** Start LISTED ENTRIES **

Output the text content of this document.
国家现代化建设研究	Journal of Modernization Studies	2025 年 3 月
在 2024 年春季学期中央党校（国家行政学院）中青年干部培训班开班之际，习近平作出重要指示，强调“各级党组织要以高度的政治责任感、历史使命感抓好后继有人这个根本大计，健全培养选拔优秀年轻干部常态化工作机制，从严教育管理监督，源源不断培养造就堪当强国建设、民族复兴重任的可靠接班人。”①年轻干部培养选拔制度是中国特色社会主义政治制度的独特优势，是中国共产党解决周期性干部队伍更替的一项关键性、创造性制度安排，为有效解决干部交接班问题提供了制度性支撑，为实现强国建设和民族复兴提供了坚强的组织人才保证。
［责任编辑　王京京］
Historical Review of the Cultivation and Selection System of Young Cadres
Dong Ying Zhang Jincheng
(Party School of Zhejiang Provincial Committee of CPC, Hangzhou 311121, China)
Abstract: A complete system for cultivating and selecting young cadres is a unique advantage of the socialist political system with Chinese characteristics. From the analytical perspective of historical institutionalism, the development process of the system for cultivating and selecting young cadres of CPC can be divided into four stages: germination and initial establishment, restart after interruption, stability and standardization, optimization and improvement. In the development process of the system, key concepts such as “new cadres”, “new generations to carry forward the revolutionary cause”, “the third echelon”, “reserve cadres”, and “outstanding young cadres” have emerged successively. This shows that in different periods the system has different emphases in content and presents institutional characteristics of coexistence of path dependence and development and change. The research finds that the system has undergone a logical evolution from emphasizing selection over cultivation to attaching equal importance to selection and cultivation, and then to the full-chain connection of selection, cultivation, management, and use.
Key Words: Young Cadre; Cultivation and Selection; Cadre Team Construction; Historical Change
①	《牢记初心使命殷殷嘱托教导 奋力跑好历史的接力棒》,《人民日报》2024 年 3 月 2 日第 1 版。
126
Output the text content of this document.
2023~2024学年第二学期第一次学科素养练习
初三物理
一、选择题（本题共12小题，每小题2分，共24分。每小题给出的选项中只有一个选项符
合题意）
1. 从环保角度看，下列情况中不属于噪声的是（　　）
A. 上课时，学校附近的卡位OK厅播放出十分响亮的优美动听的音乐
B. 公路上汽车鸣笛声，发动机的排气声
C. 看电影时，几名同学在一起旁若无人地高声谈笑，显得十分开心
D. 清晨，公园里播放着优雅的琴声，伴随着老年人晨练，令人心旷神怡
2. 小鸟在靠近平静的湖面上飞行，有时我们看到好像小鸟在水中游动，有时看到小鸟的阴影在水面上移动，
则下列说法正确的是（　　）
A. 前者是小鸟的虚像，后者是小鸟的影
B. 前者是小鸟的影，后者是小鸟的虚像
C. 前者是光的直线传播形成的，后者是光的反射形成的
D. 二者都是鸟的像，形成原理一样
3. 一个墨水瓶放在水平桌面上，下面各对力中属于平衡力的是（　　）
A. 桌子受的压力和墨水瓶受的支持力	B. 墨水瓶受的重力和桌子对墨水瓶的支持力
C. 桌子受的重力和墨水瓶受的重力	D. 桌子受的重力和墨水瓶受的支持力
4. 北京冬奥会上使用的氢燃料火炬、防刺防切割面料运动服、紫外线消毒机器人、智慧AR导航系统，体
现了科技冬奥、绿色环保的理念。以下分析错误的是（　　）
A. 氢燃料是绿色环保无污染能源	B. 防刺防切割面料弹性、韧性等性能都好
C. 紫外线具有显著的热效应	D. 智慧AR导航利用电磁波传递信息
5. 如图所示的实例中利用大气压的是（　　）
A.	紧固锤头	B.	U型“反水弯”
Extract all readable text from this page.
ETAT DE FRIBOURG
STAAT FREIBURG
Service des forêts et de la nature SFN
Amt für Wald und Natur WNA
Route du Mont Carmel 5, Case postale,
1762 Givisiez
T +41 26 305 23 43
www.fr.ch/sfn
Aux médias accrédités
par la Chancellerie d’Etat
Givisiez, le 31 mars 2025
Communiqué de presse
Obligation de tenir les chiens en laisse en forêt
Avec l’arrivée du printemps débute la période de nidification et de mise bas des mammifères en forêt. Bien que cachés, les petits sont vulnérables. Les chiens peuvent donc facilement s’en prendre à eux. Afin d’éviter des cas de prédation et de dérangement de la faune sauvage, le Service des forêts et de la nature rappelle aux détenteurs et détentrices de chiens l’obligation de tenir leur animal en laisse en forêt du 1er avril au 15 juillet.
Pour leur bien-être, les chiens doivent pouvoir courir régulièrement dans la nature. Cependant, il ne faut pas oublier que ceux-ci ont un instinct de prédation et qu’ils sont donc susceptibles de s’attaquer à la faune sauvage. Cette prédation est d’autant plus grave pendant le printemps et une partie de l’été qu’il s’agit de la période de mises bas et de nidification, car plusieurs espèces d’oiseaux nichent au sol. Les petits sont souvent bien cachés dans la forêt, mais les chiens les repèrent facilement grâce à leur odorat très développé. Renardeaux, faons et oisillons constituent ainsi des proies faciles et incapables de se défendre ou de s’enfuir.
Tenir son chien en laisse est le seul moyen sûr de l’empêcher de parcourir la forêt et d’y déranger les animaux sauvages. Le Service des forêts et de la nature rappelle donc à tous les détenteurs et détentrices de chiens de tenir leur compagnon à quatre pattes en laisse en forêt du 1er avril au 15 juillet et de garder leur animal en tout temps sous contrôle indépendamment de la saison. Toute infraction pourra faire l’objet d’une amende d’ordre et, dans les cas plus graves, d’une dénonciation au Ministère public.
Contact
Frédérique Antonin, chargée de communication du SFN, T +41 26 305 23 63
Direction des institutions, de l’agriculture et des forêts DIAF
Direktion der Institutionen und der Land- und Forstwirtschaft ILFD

** End LISTED ENTRIES **

◆ EXERCISE INSTRUCTIONS
Copy out the full listing exactly.

◆ EXPECTED ANSWER
Output the text content of this document.
国家现代化建设研究	Journal of Modernization Studies	2025 年 3 月
在 2024 年春季学期中央党校（国家行政学院）中青年干部培训班开班之际，习近平作出重要指示，强调“各级党组织要以高度的政治责任感、历史使命感抓好后继有人这个根本大计，健全培养选拔优秀年轻干部常态化工作机制，从严教育管理监督，源源不断培养造就堪当强国建设、民族复兴重任的可靠接班人。”①年轻干部培养选拔制度是中国特色社会主义政治制度的独特优势，是中国共产党解决周期性干部队伍更替的一项关键性、创造性制度安排，为有效解决干部交接班问题提供了制度性支撑，为实现强国建设和民族复兴提供了坚强的组织人才保证。
［责任编辑　王京京］
Historical Review of the Cultivation and Selection System of Young Cadres
Dong Ying Zhang Jincheng
(Party School of Zhejiang Provincial Committee of CPC, Hangzhou 311121, China)
Abstract: A complete system for cultivating and selecting young cadres is a unique advantage of the socialist political system with Chinese characteristics. From the analytical perspective of historical institutionalism, the development process of the system for cultivating and selecting young cadres of CPC can be divided into four stages: germination and initial establishment, restart after interruption, stability and standardization, optimization and improvement. In the development process of the system, key concepts such as “new cadres”, “new generations to carry forward the revolutionary cause”, “the third echelon”, “reserve cadres”, and “outstanding young cadres” have emerged successively. This shows that in different periods the system has different emphases in content and presents institutional characteristics of coexistence of path dependence and development and change. The research finds that the system has undergone a logical evolution from emphasizing selection over cultivation to attaching equal importance to selection and cultivation, and then to the full-chain connection of selection, cultivation, management, and use.
Key Words: Young Cadre; Cultivation and Selection; Cadre Team Construction; Historical Change
①	《牢记初心使命殷殷嘱托教导 奋力跑好历史的接力棒》,《人民日报》2024 年 3 月 2 日第 1 版。
126
Output the text content of this document.
2023~2024学年第二学期第一次学科素养练习
初三物理
一、选择题（本题共12小题，每小题2分，共24分。每小题给出的选项中只有一个选项符
合题意）
1. 从环保角度看，下列情况中不属于噪声的是（　　）
A. 上课时，学校附近的卡位OK厅播放出十分响亮的优美动听的音乐
B. 公路上汽车鸣笛声，发动机的排气声
C. 看电影时，几名同学在一起旁若无人地高声谈笑，显得十分开心
D. 清晨，公园里播放着优雅的琴声，伴随着老年人晨练，令人心旷神怡
2. 小鸟在靠近平静的湖面上飞行，有时我们看到好像小鸟在水中游动，有时看到小鸟的阴影在水面上移动，
则下列说法正确的是（　　）
A. 前者是小鸟的虚像，后者是小鸟的影
B. 前者是小鸟的影，后者是小鸟的虚像
C. 前者是光的直线传播形成的，后者是光的反射形成的
D. 二者都是鸟的像，形成原理一样
3. 一个墨水瓶放在水平桌面上，下面各对力中属于平衡力的是（　　）
A. 桌子受的压力和墨水瓶受的支持力	B. 墨水瓶受的重力和桌子对墨水瓶的支持力
C. 桌子受的重力和墨水瓶受的重力	D. 桌子受的重力和墨水瓶受的支持力
4. 北京冬奥会上使用的氢燃料火炬、防刺防切割面料运动服、紫外线消毒机器人、智慧AR导航系统，体
现了科技冬奥、绿色环保的理念。以下分析错误的是（　　）
A. 氢燃料是绿色环保无污染能源	B. 防刺防切割面料弹性、韧性等性能都好
C. 紫外线具有显著的热效应	D. 智慧AR导航利用电磁波传递信息
5. 如图所示的实例中利用大气压的是（　　）
A.	紧固锤头	B.	U型“反水弯”
Extract all readable text from this page.
ETAT DE FRIBOURG
STAAT FREIBURG
Service des forêts et de la nature SFN
Amt für Wald und Natur WNA
Route du Mont Carmel 5, Case postale,
1762 Givisiez
T +41 26 305 23 43
www.fr.ch/sfn
Aux médias accrédités
par la Chancellerie d’Etat
Givisiez, le 31 mars 2025
Communiqué de presse
Obligation de tenir les chiens en laisse en forêt
Avec l’arrivée du printemps débute la période de nidification et de mise bas des mammifères en forêt. Bien que cachés, les petits sont vulnérables. Les chiens peuvent donc facilement s’en prendre à eux. Afin d’éviter des cas de prédation et de dérangement de la faune sauvage, le Service des forêts et de la nature rappelle aux détenteurs et détentrices de chiens l’obligation de tenir leur animal en laisse en forêt du 1er avril au 15 juillet.
Pour leur bien-être, les chiens doivent pouvoir courir régulièrement dans la nature. Cependant, il ne faut pas oublier que ceux-ci ont un instinct de prédation et qu’ils sont donc susceptibles de s’attaquer à la faune sauvage. Cette prédation est d’autant plus grave pendant le printemps et une partie de l’été qu’il s’agit de la période de mises bas et de nidification, car plusieurs espèces d’oiseaux nichent au sol. Les petits sont souvent bien cachés dans la forêt, mais les chiens les repèrent facilement grâce à leur odorat très développé. Renardeaux, faons et oisillons constituent ainsi des proies faciles et incapables de se défendre ou de s’enfuir.
Tenir son chien en laisse est le seul moyen sûr de l’empêcher de parcourir la forêt et d’y déranger les animaux sauvages. Le Service des forêts et de la nature rappelle donc à tous les détenteurs et détentrices de chiens de tenir leur compagnon à quatre pattes en laisse en forêt du 1er avril au 15 juillet et de garder leur animal en tout temps sous contrôle indépendamment de la saison. Toute infraction pourra faire l’objet d’une amende d’ordre et, dans les cas plus graves, d’une dénonciation au Ministère public.
Contact
Frédérique Antonin, chargée de communication du SFN, T +41 26 305 23 63
Direction des institutions, de l’agriculture et des forêts DIAF
Direktion der Institutionen und der Land- und Forstwirtschaft ILFD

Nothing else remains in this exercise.